▶ _Exercise description_: Determine how many lines below hold the string "обслуживанию". Reply with the number alone.

A run of records:
-- start --

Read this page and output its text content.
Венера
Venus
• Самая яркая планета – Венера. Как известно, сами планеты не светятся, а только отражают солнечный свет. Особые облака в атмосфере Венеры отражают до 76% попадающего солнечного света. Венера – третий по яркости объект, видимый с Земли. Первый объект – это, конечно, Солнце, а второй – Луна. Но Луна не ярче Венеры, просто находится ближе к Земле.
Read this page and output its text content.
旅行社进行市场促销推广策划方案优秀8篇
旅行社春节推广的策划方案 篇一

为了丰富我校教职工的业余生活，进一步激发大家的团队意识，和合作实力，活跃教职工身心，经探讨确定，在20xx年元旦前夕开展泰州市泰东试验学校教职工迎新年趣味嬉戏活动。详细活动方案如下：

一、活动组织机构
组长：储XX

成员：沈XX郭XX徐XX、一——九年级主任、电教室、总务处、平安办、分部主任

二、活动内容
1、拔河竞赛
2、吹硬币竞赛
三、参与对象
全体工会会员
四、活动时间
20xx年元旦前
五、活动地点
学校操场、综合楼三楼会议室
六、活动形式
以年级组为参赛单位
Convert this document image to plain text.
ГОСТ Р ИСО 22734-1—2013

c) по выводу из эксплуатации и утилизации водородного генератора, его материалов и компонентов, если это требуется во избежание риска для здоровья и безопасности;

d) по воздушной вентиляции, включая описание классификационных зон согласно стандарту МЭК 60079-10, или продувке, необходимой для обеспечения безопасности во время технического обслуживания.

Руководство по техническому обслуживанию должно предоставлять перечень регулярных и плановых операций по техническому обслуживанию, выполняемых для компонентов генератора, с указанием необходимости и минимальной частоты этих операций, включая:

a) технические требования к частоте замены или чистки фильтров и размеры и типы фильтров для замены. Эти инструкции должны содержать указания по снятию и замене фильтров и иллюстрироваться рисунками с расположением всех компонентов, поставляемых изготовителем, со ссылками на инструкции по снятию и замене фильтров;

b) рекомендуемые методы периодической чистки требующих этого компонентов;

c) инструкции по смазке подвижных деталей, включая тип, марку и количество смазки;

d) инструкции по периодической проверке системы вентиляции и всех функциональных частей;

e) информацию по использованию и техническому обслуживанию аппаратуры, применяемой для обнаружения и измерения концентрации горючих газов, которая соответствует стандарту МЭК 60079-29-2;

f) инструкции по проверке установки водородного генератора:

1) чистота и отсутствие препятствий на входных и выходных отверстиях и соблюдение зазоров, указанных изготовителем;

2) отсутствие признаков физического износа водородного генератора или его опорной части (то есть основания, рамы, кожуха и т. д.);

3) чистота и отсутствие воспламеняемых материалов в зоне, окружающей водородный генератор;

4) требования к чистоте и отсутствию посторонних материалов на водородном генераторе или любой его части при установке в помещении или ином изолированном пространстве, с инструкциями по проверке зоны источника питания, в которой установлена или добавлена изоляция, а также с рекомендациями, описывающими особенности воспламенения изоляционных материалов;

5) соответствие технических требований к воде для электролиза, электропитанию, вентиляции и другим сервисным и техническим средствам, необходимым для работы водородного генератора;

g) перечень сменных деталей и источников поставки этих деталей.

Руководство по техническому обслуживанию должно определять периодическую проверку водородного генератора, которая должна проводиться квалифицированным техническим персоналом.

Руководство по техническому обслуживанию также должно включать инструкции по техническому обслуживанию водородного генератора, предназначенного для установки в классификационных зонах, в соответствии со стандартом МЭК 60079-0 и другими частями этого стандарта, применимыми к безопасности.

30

-- end --

▶ _The completed task_: 4